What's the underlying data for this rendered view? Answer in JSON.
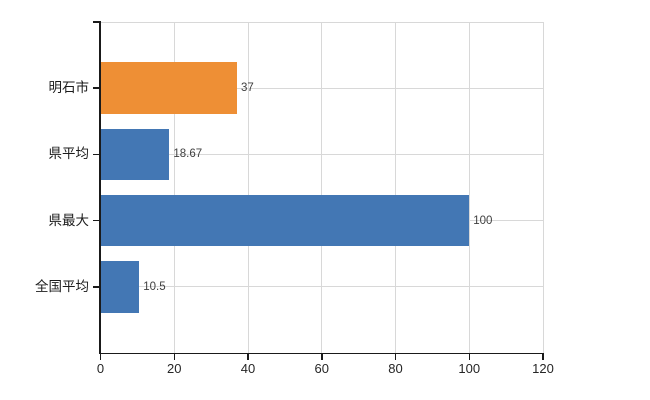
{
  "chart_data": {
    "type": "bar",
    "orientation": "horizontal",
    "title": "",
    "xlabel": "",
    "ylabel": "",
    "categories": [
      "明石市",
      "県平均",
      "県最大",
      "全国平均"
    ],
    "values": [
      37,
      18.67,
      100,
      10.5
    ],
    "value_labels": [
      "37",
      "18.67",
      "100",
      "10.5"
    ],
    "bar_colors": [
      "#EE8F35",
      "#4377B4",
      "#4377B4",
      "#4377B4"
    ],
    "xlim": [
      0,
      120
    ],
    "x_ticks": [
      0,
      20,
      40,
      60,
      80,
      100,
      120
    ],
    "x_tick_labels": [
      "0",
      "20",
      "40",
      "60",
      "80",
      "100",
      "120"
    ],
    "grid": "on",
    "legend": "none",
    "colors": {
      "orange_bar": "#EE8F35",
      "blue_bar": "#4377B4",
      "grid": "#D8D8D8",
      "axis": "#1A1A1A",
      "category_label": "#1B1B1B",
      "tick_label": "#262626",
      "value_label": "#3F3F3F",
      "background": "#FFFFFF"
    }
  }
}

--------------------------------------------------

**Your task:** Every line above should be repeated exactly; pictures stay out of the copy.

**Answer to the problem:**
What's the underlying data for this rendered view? Answer in JSON.
{
  "chart_data": {
    "type": "bar",
    "orientation": "horizontal",
    "title": "",
    "xlabel": "",
    "ylabel": "",
    "categories": [
      "明石市",
      "県平均",
      "県最大",
      "全国平均"
    ],
    "values": [
      37,
      18.67,
      100,
      10.5
    ],
    "value_labels": [
      "37",
      "18.67",
      "100",
      "10.5"
    ],
    "bar_colors": [
      "#EE8F35",
      "#4377B4",
      "#4377B4",
      "#4377B4"
    ],
    "xlim": [
      0,
      120
    ],
    "x_ticks": [
      0,
      20,
      40,
      60,
      80,
      100,
      120
    ],
    "x_tick_labels": [
      "0",
      "20",
      "40",
      "60",
      "80",
      "100",
      "120"
    ],
    "grid": "on",
    "legend": "none",
    "colors": {
      "orange_bar": "#EE8F35",
      "blue_bar": "#4377B4",
      "grid": "#D8D8D8",
      "axis": "#1A1A1A",
      "category_label": "#1B1B1B",
      "tick_label": "#262626",
      "value_label": "#3F3F3F",
      "background": "#FFFFFF"
    }
  }
}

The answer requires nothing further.